-- Records for the exercise start --
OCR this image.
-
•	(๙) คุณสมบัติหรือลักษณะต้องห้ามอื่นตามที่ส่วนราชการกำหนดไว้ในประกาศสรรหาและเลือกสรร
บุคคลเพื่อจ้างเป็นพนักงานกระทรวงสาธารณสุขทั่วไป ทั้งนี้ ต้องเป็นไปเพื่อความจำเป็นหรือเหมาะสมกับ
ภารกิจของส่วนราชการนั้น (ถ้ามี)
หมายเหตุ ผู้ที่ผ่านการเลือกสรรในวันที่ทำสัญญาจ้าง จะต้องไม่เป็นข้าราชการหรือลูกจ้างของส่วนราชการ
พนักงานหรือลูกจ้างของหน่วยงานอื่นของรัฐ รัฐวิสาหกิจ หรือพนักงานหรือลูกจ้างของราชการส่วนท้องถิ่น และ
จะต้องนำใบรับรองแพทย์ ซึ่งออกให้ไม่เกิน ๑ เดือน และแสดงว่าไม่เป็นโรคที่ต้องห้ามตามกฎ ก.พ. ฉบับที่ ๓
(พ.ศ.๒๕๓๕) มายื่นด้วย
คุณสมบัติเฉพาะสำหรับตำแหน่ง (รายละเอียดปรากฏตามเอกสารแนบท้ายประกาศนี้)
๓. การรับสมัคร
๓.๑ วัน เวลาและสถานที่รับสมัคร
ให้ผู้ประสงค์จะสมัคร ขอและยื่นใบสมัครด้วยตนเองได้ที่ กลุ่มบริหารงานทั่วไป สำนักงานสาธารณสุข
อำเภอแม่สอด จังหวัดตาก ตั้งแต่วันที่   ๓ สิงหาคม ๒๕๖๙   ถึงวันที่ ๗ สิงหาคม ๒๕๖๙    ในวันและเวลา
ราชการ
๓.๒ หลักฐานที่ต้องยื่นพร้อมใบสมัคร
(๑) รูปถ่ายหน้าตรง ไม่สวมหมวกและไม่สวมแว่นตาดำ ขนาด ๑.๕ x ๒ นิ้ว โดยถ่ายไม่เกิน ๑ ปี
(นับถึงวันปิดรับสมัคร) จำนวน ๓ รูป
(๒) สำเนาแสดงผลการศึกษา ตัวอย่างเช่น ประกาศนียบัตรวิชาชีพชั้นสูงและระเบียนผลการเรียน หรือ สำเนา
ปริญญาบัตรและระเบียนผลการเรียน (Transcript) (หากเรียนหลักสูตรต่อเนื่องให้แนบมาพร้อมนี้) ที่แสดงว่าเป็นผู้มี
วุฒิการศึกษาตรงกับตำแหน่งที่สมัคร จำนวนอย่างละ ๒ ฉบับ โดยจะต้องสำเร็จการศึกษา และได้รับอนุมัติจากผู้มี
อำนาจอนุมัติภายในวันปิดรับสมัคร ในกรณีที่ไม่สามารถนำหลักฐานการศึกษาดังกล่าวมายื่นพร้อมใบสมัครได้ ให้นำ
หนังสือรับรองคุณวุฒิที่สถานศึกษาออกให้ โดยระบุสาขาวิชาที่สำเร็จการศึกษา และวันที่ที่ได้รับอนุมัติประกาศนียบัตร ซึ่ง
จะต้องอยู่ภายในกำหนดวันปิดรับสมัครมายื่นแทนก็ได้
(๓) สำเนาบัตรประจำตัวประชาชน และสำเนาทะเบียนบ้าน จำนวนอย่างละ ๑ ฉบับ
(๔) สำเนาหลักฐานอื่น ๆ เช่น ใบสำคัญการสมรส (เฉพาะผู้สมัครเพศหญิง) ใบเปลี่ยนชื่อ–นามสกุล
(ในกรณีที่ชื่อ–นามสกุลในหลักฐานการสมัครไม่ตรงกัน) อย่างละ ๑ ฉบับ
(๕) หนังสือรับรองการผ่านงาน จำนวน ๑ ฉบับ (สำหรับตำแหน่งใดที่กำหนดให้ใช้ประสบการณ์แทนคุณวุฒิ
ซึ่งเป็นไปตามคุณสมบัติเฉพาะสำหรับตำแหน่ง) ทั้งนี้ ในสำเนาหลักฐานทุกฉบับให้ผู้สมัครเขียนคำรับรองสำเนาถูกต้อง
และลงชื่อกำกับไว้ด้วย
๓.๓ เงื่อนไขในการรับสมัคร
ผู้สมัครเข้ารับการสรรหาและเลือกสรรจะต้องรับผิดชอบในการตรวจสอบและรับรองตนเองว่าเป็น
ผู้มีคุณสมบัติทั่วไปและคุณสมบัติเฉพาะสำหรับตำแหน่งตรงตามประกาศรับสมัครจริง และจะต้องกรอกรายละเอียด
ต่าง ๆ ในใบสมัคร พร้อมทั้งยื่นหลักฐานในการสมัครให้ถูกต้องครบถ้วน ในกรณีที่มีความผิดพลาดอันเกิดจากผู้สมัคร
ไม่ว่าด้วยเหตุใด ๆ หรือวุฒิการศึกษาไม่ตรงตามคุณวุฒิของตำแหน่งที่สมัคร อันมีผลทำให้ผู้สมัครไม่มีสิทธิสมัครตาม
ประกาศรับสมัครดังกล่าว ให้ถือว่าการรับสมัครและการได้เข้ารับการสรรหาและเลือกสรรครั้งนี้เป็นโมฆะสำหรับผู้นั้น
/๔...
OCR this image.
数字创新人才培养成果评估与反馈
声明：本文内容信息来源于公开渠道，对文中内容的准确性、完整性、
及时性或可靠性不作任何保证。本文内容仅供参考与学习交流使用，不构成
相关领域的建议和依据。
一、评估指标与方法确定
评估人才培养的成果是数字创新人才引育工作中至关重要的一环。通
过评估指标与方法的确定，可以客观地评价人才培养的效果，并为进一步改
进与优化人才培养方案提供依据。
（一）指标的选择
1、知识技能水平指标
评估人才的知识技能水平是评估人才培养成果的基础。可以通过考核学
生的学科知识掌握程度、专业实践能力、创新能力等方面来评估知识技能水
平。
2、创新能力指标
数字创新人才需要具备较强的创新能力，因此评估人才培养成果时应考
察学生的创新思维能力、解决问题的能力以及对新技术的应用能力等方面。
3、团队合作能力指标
-- Records for the exercise end --
Reply with one number only: how many lines of the listing hold "ในกรณ"?

Output of the task: 3